» THE EXERCISE: Word for word, restate every line of the listing that follows.

---------- EXCERPTED DATA ----------

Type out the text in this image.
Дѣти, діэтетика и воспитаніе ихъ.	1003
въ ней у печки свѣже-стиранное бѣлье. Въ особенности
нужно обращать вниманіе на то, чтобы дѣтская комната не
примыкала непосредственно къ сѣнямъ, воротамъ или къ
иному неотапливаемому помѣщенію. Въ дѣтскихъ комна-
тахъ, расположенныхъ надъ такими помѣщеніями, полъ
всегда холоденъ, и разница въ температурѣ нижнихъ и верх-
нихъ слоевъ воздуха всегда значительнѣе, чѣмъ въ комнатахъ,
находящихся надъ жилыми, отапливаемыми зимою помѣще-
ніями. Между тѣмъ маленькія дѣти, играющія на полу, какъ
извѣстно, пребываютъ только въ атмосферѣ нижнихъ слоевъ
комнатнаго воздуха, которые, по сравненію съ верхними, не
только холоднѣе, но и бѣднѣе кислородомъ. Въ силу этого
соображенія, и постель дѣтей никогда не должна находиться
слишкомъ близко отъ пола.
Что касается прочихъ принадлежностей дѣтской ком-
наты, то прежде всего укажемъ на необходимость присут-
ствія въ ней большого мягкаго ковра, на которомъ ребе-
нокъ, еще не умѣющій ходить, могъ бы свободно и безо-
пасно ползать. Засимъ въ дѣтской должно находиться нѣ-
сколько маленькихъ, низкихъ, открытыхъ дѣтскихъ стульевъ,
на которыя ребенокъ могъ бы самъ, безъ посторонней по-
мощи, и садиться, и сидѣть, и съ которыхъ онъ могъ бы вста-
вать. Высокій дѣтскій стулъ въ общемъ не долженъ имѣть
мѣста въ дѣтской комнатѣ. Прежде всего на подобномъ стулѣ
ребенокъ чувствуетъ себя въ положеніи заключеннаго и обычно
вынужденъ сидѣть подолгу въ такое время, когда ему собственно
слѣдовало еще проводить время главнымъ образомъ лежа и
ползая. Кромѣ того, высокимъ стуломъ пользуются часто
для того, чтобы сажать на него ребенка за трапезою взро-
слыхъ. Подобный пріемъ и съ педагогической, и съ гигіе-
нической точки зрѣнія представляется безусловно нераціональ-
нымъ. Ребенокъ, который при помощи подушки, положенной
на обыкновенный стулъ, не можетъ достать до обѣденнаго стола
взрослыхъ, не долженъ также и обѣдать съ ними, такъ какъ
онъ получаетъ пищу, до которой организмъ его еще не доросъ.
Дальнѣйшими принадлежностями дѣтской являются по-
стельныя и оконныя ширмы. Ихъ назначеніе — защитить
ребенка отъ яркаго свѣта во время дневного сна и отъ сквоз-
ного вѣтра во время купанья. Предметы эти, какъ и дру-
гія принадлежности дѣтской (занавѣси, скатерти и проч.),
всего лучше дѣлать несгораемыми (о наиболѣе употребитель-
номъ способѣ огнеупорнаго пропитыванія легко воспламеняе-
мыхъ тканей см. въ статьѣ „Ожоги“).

----------

» RESPONSE TO THE TASK:
Type out the text in this image.
Дѣти, діэтетика и воспитаніе ихъ.	1003
въ ней у печки свѣже-стиранное бѣлье. Въ особенности
нужно обращать вниманіе на то, чтобы дѣтская комната не
примыкала непосредственно къ сѣнямъ, воротамъ или къ
иному неотапливаемому помѣщенію. Въ дѣтскихъ комна-
тахъ, расположенныхъ надъ такими помѣщеніями, полъ
всегда холоденъ, и разница въ температурѣ нижнихъ и верх-
нихъ слоевъ воздуха всегда значительнѣе, чѣмъ въ комнатахъ,
находящихся надъ жилыми, отапливаемыми зимою помѣще-
ніями. Между тѣмъ маленькія дѣти, играющія на полу, какъ
извѣстно, пребываютъ только въ атмосферѣ нижнихъ слоевъ
комнатнаго воздуха, которые, по сравненію съ верхними, не
только холоднѣе, но и бѣднѣе кислородомъ. Въ силу этого
соображенія, и постель дѣтей никогда не должна находиться
слишкомъ близко отъ пола.
Что касается прочихъ принадлежностей дѣтской ком-
наты, то прежде всего укажемъ на необходимость присут-
ствія въ ней большого мягкаго ковра, на которомъ ребе-
нокъ, еще не умѣющій ходить, могъ бы свободно и безо-
пасно ползать. Засимъ въ дѣтской должно находиться нѣ-
сколько маленькихъ, низкихъ, открытыхъ дѣтскихъ стульевъ,
на которыя ребенокъ могъ бы самъ, безъ посторонней по-
мощи, и садиться, и сидѣть, и съ которыхъ онъ могъ бы вста-
вать. Высокій дѣтскій стулъ въ общемъ не долженъ имѣть
мѣста въ дѣтской комнатѣ. Прежде всего на подобномъ стулѣ
ребенокъ чувствуетъ себя въ положеніи заключеннаго и обычно
вынужденъ сидѣть подолгу въ такое время, когда ему собственно
слѣдовало еще проводить время главнымъ образомъ лежа и
ползая. Кромѣ того, высокимъ стуломъ пользуются часто
для того, чтобы сажать на него ребенка за трапезою взро-
слыхъ. Подобный пріемъ и съ педагогической, и съ гигіе-
нической точки зрѣнія представляется безусловно нераціональ-
нымъ. Ребенокъ, который при помощи подушки, положенной
на обыкновенный стулъ, не можетъ достать до обѣденнаго стола
взрослыхъ, не долженъ также и обѣдать съ ними, такъ какъ
онъ получаетъ пищу, до которой организмъ его еще не доросъ.
Дальнѣйшими принадлежностями дѣтской являются по-
стельныя и оконныя ширмы. Ихъ назначеніе — защитить
ребенка отъ яркаго свѣта во время дневного сна и отъ сквоз-
ного вѣтра во время купанья. Предметы эти, какъ и дру-
гія принадлежности дѣтской (занавѣси, скатерти и проч.),
всего лучше дѣлать несгораемыми (о наиболѣе употребитель-
номъ способѣ огнеупорнаго пропитыванія легко воспламеняе-
мыхъ тканей см. въ статьѣ „Ожоги“).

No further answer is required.